PROBLEM TO SOLVE >> Locate every line in the records below that contains the word "structured", and copy each one.

EXERCISE INPUTS >>

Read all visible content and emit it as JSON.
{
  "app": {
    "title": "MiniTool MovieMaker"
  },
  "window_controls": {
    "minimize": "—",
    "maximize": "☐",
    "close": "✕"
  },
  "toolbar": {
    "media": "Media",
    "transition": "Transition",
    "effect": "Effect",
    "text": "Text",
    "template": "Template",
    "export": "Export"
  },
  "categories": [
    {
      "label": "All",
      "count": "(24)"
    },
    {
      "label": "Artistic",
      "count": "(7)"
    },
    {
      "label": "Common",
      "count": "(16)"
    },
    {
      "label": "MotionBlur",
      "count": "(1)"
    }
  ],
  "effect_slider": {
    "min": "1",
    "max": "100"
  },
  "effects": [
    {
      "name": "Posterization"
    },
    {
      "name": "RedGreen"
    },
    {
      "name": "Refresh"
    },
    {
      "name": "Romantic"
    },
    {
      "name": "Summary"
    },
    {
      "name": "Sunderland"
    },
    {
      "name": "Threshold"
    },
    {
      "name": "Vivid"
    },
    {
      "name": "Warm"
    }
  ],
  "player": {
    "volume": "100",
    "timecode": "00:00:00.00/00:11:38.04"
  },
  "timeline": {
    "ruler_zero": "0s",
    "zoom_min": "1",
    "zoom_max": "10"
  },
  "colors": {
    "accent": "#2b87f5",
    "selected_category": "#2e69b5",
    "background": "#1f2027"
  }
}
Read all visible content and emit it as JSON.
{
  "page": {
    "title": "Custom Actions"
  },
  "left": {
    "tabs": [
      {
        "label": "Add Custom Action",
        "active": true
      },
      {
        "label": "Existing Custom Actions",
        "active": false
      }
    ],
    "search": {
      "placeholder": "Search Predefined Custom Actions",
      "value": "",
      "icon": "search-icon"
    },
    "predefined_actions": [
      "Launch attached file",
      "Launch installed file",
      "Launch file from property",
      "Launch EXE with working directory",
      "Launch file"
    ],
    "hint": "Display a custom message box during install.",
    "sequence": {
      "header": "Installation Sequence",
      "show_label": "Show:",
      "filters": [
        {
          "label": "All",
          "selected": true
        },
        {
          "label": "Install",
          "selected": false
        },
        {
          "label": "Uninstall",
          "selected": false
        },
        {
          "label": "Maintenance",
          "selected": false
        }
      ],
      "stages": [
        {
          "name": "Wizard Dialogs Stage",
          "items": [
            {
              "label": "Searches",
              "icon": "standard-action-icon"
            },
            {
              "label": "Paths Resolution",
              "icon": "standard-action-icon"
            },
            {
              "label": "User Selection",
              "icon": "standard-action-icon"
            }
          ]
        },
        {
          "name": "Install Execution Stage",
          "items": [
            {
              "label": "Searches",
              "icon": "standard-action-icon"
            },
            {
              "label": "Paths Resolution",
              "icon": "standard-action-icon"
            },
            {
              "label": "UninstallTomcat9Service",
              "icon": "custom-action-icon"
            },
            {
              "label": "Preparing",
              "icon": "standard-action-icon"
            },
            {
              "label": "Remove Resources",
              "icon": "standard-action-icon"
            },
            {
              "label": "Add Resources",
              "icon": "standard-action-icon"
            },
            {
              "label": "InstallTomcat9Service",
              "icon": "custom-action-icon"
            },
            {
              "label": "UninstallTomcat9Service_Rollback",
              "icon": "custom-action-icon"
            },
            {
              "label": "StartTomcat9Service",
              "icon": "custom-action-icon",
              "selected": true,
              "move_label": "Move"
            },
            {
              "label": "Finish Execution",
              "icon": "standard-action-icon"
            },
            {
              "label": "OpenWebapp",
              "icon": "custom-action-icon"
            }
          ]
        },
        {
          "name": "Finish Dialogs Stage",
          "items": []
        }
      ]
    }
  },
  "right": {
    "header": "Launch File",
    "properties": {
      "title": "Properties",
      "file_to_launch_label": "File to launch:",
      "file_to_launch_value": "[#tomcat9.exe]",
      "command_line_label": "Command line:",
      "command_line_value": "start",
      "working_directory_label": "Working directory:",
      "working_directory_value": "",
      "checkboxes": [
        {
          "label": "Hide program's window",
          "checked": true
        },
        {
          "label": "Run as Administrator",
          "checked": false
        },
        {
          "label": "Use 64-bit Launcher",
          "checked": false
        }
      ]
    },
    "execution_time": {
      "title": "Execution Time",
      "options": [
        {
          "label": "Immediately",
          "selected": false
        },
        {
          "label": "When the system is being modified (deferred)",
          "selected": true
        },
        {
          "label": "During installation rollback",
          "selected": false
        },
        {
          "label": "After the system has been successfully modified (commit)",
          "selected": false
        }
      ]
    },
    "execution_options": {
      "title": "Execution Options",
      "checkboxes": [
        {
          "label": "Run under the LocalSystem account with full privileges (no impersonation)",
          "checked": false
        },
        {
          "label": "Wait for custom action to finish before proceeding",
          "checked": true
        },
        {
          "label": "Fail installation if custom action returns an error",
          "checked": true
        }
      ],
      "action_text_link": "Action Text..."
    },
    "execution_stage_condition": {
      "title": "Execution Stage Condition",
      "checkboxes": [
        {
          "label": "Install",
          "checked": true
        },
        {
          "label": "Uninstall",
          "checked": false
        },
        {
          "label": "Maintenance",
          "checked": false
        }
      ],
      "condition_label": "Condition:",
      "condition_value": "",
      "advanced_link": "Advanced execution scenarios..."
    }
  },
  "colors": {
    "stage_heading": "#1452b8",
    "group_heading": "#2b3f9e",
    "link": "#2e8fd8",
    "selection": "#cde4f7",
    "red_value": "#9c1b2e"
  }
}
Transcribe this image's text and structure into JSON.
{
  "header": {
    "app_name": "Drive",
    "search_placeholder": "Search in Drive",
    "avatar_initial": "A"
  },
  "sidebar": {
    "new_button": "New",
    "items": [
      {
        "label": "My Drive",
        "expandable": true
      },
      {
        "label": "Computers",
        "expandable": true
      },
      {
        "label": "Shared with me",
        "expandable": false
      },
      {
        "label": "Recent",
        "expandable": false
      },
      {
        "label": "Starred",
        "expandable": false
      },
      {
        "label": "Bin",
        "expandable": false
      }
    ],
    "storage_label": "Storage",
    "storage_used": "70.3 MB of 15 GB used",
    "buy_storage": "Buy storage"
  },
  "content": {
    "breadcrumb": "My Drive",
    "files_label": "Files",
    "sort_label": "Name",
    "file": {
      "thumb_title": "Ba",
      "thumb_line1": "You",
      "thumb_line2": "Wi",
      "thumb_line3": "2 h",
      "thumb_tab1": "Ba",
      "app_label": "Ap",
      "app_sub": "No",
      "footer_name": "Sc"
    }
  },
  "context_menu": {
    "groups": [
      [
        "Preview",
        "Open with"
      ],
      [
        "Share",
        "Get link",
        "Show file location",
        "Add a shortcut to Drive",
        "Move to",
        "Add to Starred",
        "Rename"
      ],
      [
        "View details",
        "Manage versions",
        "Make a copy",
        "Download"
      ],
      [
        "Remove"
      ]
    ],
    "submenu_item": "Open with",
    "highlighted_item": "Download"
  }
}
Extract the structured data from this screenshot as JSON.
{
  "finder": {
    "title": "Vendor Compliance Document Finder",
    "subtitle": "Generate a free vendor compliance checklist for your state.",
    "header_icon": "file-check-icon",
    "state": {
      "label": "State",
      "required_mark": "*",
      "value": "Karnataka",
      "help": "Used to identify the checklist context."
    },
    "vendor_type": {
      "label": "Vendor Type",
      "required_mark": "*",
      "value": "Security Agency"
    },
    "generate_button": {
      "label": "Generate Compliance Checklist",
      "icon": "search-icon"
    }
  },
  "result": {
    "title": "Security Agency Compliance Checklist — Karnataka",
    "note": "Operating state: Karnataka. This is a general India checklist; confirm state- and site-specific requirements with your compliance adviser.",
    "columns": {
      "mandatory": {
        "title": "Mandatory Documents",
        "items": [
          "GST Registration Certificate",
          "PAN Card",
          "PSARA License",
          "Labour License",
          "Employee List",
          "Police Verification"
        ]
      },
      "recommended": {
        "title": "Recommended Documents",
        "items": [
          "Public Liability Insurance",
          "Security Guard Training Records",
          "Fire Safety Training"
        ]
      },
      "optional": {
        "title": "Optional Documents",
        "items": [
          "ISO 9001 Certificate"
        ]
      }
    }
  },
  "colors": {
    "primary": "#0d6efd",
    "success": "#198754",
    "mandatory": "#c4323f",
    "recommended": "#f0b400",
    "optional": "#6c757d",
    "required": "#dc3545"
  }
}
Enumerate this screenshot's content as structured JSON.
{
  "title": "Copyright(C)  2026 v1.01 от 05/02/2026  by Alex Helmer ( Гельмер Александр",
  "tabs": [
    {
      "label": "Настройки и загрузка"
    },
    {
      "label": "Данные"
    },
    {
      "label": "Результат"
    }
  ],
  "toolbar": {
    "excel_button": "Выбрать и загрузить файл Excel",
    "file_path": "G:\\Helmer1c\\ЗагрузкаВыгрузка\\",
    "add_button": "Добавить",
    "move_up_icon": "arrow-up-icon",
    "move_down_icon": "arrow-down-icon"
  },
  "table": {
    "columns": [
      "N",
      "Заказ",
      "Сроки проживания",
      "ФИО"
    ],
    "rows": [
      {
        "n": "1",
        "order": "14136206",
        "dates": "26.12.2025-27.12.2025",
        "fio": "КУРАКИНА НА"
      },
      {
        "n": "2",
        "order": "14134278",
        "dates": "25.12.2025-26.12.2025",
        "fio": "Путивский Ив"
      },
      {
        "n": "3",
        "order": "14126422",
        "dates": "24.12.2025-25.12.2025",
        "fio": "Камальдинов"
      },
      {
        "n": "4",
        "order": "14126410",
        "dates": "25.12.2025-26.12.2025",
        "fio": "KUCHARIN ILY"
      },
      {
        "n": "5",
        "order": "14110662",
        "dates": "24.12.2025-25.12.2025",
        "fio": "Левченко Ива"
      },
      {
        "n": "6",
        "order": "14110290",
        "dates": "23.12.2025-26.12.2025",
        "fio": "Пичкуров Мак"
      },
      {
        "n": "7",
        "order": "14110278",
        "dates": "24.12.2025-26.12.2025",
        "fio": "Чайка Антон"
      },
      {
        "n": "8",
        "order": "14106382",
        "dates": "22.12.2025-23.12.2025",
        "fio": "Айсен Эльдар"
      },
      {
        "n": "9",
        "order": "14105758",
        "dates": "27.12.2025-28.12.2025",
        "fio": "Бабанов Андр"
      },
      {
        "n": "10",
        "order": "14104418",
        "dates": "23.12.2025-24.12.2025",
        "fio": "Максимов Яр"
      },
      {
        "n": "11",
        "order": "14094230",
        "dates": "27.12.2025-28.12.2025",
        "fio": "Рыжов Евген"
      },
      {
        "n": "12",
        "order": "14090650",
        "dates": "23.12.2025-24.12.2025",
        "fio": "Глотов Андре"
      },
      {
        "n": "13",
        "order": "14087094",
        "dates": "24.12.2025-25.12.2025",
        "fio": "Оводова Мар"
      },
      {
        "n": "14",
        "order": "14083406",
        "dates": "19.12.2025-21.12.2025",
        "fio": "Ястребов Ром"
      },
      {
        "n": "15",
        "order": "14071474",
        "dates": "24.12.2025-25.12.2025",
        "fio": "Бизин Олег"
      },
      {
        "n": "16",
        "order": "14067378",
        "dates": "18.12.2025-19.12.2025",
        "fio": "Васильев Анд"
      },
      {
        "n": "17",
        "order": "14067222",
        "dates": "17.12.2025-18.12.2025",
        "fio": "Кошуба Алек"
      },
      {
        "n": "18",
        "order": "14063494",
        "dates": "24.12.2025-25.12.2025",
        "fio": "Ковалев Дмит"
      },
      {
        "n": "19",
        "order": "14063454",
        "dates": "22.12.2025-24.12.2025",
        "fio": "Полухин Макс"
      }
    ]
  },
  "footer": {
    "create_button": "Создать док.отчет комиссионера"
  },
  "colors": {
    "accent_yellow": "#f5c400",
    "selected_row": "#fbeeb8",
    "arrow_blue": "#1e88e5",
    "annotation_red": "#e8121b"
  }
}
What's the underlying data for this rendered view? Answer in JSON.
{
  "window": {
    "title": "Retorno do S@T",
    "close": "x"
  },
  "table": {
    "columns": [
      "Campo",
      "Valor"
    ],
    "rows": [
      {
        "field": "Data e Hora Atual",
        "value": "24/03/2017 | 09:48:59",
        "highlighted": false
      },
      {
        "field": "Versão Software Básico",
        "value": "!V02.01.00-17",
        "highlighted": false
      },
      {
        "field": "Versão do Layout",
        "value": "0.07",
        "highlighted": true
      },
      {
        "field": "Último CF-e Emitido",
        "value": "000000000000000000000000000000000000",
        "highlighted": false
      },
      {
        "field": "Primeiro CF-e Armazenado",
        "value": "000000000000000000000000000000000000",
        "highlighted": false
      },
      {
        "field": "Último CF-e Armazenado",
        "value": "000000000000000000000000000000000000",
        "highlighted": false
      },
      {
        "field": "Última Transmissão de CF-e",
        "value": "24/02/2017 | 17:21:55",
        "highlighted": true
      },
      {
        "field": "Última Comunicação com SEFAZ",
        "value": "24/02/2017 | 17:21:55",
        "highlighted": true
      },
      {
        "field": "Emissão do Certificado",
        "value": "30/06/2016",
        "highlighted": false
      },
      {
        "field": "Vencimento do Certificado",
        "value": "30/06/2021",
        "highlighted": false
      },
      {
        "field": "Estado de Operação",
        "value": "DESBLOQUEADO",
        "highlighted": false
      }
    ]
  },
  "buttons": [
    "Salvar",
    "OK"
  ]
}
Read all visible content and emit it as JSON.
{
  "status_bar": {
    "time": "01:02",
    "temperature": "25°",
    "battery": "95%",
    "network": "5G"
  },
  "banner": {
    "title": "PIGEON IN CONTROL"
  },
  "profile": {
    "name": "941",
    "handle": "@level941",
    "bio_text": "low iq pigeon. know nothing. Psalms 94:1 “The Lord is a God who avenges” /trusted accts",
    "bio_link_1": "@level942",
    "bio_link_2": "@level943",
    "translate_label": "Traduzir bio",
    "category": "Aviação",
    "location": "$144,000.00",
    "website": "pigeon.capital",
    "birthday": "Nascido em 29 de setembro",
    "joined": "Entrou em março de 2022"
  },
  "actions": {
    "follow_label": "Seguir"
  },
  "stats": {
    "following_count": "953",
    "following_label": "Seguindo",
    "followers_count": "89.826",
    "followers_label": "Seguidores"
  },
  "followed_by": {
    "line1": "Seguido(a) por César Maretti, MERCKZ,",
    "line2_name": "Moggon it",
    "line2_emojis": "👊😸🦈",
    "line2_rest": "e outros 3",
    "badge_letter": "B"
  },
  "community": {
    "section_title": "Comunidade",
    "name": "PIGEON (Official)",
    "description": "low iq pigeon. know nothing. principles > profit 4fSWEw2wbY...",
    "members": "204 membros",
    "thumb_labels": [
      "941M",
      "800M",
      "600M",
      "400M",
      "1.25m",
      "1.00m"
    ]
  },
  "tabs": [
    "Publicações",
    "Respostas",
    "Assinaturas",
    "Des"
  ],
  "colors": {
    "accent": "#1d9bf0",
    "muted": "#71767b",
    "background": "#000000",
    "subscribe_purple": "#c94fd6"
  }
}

RESULT OF THIS EXERCISE >>
Extract the structured data from this screenshot as JSON.
Enumerate this screenshot's content as structured JSON.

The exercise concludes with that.